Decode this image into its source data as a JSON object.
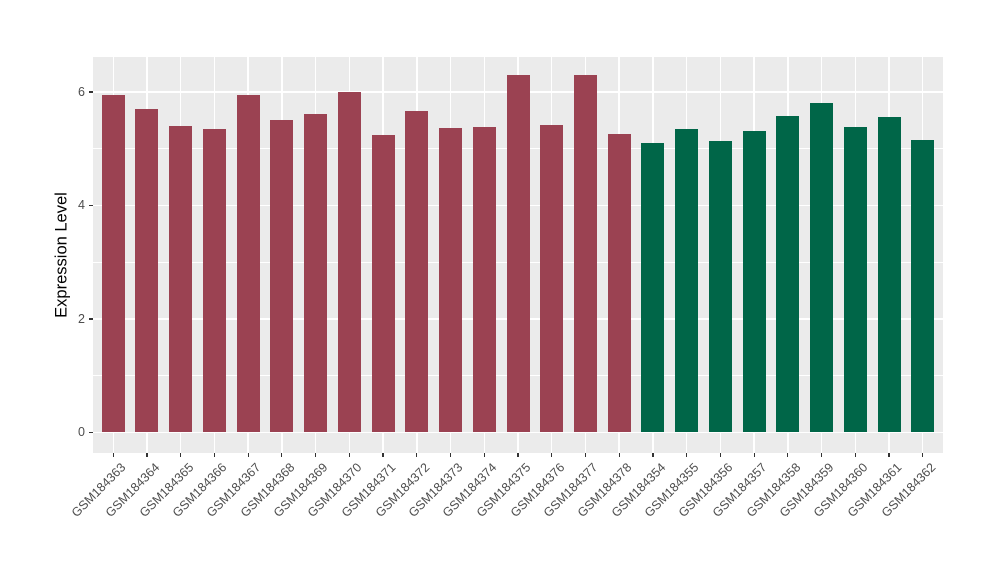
{
  "chart_data": {
    "type": "bar",
    "title": "",
    "xlabel": "",
    "ylabel": "Expression Level",
    "categories": [
      "GSM184363",
      "GSM184364",
      "GSM184365",
      "GSM184366",
      "GSM184367",
      "GSM184368",
      "GSM184369",
      "GSM184370",
      "GSM184371",
      "GSM184372",
      "GSM184373",
      "GSM184374",
      "GSM184375",
      "GSM184376",
      "GSM184377",
      "GSM184378",
      "GSM184354",
      "GSM184355",
      "GSM184356",
      "GSM184357",
      "GSM184358",
      "GSM184359",
      "GSM184360",
      "GSM184361",
      "GSM184362"
    ],
    "values": [
      5.95,
      5.7,
      5.4,
      5.35,
      5.95,
      5.5,
      5.62,
      6.0,
      5.24,
      5.67,
      5.37,
      5.38,
      6.3,
      5.42,
      6.3,
      5.26,
      5.1,
      5.34,
      5.14,
      5.31,
      5.57,
      5.81,
      5.39,
      5.56,
      5.16
    ],
    "groups": [
      "maroon",
      "maroon",
      "maroon",
      "maroon",
      "maroon",
      "maroon",
      "maroon",
      "maroon",
      "maroon",
      "maroon",
      "maroon",
      "maroon",
      "maroon",
      "maroon",
      "maroon",
      "maroon",
      "green",
      "green",
      "green",
      "green",
      "green",
      "green",
      "green",
      "green",
      "green"
    ],
    "group_colors": {
      "maroon": "#9B4252",
      "green": "#006648"
    },
    "series": [
      {
        "name": "GSM184363-GSM184378",
        "color": "#9B4252",
        "count": 16
      },
      {
        "name": "GSM184354-GSM184362",
        "color": "#006648",
        "count": 9
      }
    ],
    "yticks": [
      0,
      2,
      4,
      6
    ],
    "yticks_minor": [
      1,
      3,
      5
    ],
    "ylim": [
      -0.33,
      6.62
    ],
    "grid": "major-and-minor",
    "legend": "none",
    "x_label_rotation_deg": 45,
    "panel_background": "#EBEBEB",
    "grid_color": "#FFFFFF",
    "axis_text_color": "#4D4D4D",
    "axis_title_color": "#000000",
    "tick_mark_color": "#333333"
  }
}
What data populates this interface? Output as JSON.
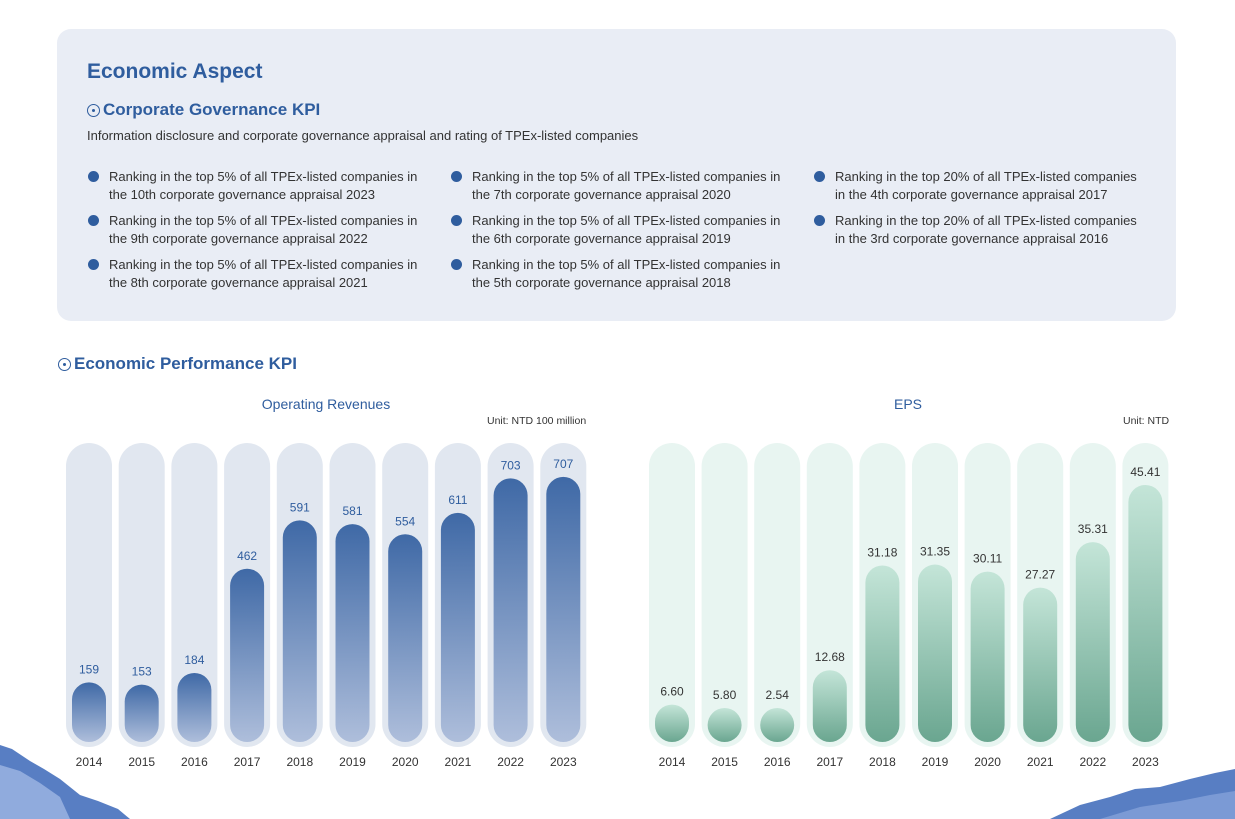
{
  "economic": {
    "title": "Economic Aspect",
    "kpi_title": "Corporate Governance KPI",
    "description": "Information disclosure and corporate governance appraisal and rating of TPEx-listed companies",
    "columns": [
      [
        "Ranking in the top 5% of all TPEx-listed companies in the 10th corporate governance appraisal 2023",
        "Ranking in the top 5% of all TPEx-listed companies in the 9th corporate governance appraisal 2022",
        "Ranking in the top 5% of all TPEx-listed companies in the 8th corporate governance appraisal 2021"
      ],
      [
        "Ranking in the top 5% of all TPEx-listed companies in the 7th corporate governance appraisal 2020",
        "Ranking in the top 5% of all TPEx-listed companies in the 6th corporate governance appraisal 2019",
        "Ranking in the top 5% of all TPEx-listed companies in the 5th corporate governance appraisal 2018"
      ],
      [
        "Ranking in the top 20% of all TPEx-listed companies in the 4th corporate governance appraisal 2017",
        "Ranking in the top 20% of all TPEx-listed companies in the 3rd corporate governance appraisal 2016"
      ]
    ]
  },
  "performance": {
    "title": "Economic Performance KPI"
  },
  "colors": {
    "accent": "#2f5d9e",
    "revenue_track": "#e1e7f0",
    "eps_track": "#e8f5f1",
    "eps_label": "#333333",
    "revenue_label": "#2f5d9e"
  },
  "chart_data": [
    {
      "type": "bar",
      "title": "Operating Revenues",
      "unit": "Unit: NTD 100 million",
      "categories": [
        "2014",
        "2015",
        "2016",
        "2017",
        "2018",
        "2019",
        "2020",
        "2021",
        "2022",
        "2023"
      ],
      "values": [
        159,
        153,
        184,
        462,
        591,
        581,
        554,
        611,
        703,
        707
      ],
      "value_labels": [
        "159",
        "153",
        "184",
        "462",
        "591",
        "581",
        "554",
        "611",
        "703",
        "707"
      ],
      "ylim": [
        0,
        800
      ]
    },
    {
      "type": "bar",
      "title": "EPS",
      "unit": "Unit: NTD",
      "categories": [
        "2014",
        "2015",
        "2016",
        "2017",
        "2018",
        "2019",
        "2020",
        "2021",
        "2022",
        "2023"
      ],
      "values": [
        6.6,
        5.8,
        2.54,
        12.68,
        31.18,
        31.35,
        30.11,
        27.27,
        35.31,
        45.41
      ],
      "value_labels": [
        "6.60",
        "5.80",
        "2.54",
        "12.68",
        "31.18",
        "31.35",
        "30.11",
        "27.27",
        "35.31",
        "45.41"
      ],
      "ylim": [
        0,
        53
      ]
    }
  ]
}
_____
Only lines with "TPEx" are wanted here; list each of them.

FINISHED EXERCISE –
    "description": "Information disclosure and corporate governance appraisal and rating of TPEx-listed companies",
        "Ranking in the top 5% of all TPEx-listed companies in the 10th corporate governance appraisal 2023",
        "Ranking in the top 5% of all TPEx-listed companies in the 9th corporate governance appraisal 2022",
        "Ranking in the top 5% of all TPEx-listed companies in the 8th corporate governance appraisal 2021"
        "Ranking in the top 5% of all TPEx-listed companies in the 7th corporate governance appraisal 2020",
        "Ranking in the top 5% of all TPEx-listed companies in the 6th corporate governance appraisal 2019",
        "Ranking in the top 5% of all TPEx-listed companies in the 5th corporate governance appraisal 2018"
        "Ranking in the top 20% of all TPEx-listed companies in the 4th corporate governance appraisal 2017",
        "Ranking in the top 20% of all TPEx-listed companies in the 3rd corporate governance appraisal 2016"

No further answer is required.